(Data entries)
=======
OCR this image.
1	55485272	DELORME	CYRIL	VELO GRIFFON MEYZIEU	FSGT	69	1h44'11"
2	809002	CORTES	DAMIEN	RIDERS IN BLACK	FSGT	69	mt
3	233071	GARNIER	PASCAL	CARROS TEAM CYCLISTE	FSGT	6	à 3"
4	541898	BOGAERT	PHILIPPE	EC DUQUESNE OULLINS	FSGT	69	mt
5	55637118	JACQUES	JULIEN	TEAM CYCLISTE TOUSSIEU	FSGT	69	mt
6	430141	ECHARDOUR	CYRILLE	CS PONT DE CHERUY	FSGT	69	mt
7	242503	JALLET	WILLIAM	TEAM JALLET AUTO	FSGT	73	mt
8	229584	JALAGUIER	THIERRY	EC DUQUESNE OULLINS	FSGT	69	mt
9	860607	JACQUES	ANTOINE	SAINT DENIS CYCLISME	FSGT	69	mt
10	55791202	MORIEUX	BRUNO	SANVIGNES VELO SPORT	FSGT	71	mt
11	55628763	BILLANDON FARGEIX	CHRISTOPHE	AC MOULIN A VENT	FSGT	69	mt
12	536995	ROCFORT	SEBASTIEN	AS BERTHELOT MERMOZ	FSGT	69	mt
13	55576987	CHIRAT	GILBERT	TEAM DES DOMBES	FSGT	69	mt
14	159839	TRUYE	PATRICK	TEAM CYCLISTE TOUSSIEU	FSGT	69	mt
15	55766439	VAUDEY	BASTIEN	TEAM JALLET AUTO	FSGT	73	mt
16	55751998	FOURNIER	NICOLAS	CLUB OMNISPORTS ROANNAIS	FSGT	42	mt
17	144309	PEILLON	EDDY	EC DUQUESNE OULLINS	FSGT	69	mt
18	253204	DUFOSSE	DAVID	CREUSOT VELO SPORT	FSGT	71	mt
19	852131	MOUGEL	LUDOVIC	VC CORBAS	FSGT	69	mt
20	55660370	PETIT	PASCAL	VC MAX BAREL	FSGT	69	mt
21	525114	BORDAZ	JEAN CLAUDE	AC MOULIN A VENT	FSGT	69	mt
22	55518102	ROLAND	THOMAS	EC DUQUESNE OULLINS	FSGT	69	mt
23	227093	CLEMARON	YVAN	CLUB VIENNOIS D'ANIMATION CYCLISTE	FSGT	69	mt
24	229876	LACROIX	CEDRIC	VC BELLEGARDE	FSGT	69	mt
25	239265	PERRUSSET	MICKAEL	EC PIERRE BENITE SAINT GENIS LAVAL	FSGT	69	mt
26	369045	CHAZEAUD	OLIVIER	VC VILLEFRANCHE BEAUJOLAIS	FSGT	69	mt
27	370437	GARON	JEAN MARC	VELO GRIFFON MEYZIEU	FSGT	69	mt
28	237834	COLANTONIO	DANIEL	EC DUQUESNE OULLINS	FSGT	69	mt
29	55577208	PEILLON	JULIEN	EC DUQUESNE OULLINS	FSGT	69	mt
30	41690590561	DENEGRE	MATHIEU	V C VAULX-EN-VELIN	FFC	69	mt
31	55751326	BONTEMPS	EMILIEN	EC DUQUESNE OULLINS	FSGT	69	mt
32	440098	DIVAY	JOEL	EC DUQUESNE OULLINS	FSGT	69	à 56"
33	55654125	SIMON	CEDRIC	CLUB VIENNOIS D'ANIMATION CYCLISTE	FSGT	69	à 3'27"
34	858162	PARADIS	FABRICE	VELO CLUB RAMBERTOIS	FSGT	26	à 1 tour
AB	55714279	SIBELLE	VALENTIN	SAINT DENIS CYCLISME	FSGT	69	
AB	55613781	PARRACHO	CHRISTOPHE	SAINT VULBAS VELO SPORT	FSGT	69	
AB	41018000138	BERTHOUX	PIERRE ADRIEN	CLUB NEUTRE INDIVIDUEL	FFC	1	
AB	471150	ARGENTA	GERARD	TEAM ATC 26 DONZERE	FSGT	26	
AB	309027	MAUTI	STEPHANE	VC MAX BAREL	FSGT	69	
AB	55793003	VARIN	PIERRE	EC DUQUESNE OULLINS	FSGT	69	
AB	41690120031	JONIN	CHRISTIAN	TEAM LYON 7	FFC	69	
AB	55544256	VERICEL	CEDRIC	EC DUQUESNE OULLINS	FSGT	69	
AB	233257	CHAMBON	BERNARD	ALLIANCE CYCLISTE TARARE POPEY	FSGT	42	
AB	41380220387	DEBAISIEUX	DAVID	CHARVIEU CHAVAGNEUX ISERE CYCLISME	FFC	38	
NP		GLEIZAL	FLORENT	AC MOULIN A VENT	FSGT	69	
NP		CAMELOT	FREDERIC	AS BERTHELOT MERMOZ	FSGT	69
=======
* _Task brief_:
Go through the listing above and restate it word for word.

* _Solution_:
OCR this image.
1	55485272	DELORME	CYRIL	VELO GRIFFON MEYZIEU	FSGT	69	1h44'11"
2	809002	CORTES	DAMIEN	RIDERS IN BLACK	FSGT	69	mt
3	233071	GARNIER	PASCAL	CARROS TEAM CYCLISTE	FSGT	6	à 3"
4	541898	BOGAERT	PHILIPPE	EC DUQUESNE OULLINS	FSGT	69	mt
5	55637118	JACQUES	JULIEN	TEAM CYCLISTE TOUSSIEU	FSGT	69	mt
6	430141	ECHARDOUR	CYRILLE	CS PONT DE CHERUY	FSGT	69	mt
7	242503	JALLET	WILLIAM	TEAM JALLET AUTO	FSGT	73	mt
8	229584	JALAGUIER	THIERRY	EC DUQUESNE OULLINS	FSGT	69	mt
9	860607	JACQUES	ANTOINE	SAINT DENIS CYCLISME	FSGT	69	mt
10	55791202	MORIEUX	BRUNO	SANVIGNES VELO SPORT	FSGT	71	mt
11	55628763	BILLANDON FARGEIX	CHRISTOPHE	AC MOULIN A VENT	FSGT	69	mt
12	536995	ROCFORT	SEBASTIEN	AS BERTHELOT MERMOZ	FSGT	69	mt
13	55576987	CHIRAT	GILBERT	TEAM DES DOMBES	FSGT	69	mt
14	159839	TRUYE	PATRICK	TEAM CYCLISTE TOUSSIEU	FSGT	69	mt
15	55766439	VAUDEY	BASTIEN	TEAM JALLET AUTO	FSGT	73	mt
16	55751998	FOURNIER	NICOLAS	CLUB OMNISPORTS ROANNAIS	FSGT	42	mt
17	144309	PEILLON	EDDY	EC DUQUESNE OULLINS	FSGT	69	mt
18	253204	DUFOSSE	DAVID	CREUSOT VELO SPORT	FSGT	71	mt
19	852131	MOUGEL	LUDOVIC	VC CORBAS	FSGT	69	mt
20	55660370	PETIT	PASCAL	VC MAX BAREL	FSGT	69	mt
21	525114	BORDAZ	JEAN CLAUDE	AC MOULIN A VENT	FSGT	69	mt
22	55518102	ROLAND	THOMAS	EC DUQUESNE OULLINS	FSGT	69	mt
23	227093	CLEMARON	YVAN	CLUB VIENNOIS D'ANIMATION CYCLISTE	FSGT	69	mt
24	229876	LACROIX	CEDRIC	VC BELLEGARDE	FSGT	69	mt
25	239265	PERRUSSET	MICKAEL	EC PIERRE BENITE SAINT GENIS LAVAL	FSGT	69	mt
26	369045	CHAZEAUD	OLIVIER	VC VILLEFRANCHE BEAUJOLAIS	FSGT	69	mt
27	370437	GARON	JEAN MARC	VELO GRIFFON MEYZIEU	FSGT	69	mt
28	237834	COLANTONIO	DANIEL	EC DUQUESNE OULLINS	FSGT	69	mt
29	55577208	PEILLON	JULIEN	EC DUQUESNE OULLINS	FSGT	69	mt
30	41690590561	DENEGRE	MATHIEU	V C VAULX-EN-VELIN	FFC	69	mt
31	55751326	BONTEMPS	EMILIEN	EC DUQUESNE OULLINS	FSGT	69	mt
32	440098	DIVAY	JOEL	EC DUQUESNE OULLINS	FSGT	69	à 56"
33	55654125	SIMON	CEDRIC	CLUB VIENNOIS D'ANIMATION CYCLISTE	FSGT	69	à 3'27"
34	858162	PARADIS	FABRICE	VELO CLUB RAMBERTOIS	FSGT	26	à 1 tour
AB	55714279	SIBELLE	VALENTIN	SAINT DENIS CYCLISME	FSGT	69	
AB	55613781	PARRACHO	CHRISTOPHE	SAINT VULBAS VELO SPORT	FSGT	69	
AB	41018000138	BERTHOUX	PIERRE ADRIEN	CLUB NEUTRE INDIVIDUEL	FFC	1	
AB	471150	ARGENTA	GERARD	TEAM ATC 26 DONZERE	FSGT	26	
AB	309027	MAUTI	STEPHANE	VC MAX BAREL	FSGT	69	
AB	55793003	VARIN	PIERRE	EC DUQUESNE OULLINS	FSGT	69	
AB	41690120031	JONIN	CHRISTIAN	TEAM LYON 7	FFC	69	
AB	55544256	VERICEL	CEDRIC	EC DUQUESNE OULLINS	FSGT	69	
AB	233257	CHAMBON	BERNARD	ALLIANCE CYCLISTE TARARE POPEY	FSGT	42	
AB	41380220387	DEBAISIEUX	DAVID	CHARVIEU CHAVAGNEUX ISERE CYCLISME	FFC	38	
NP		GLEIZAL	FLORENT	AC MOULIN A VENT	FSGT	69	
NP		CAMELOT	FREDERIC	AS BERTHELOT MERMOZ	FSGT	69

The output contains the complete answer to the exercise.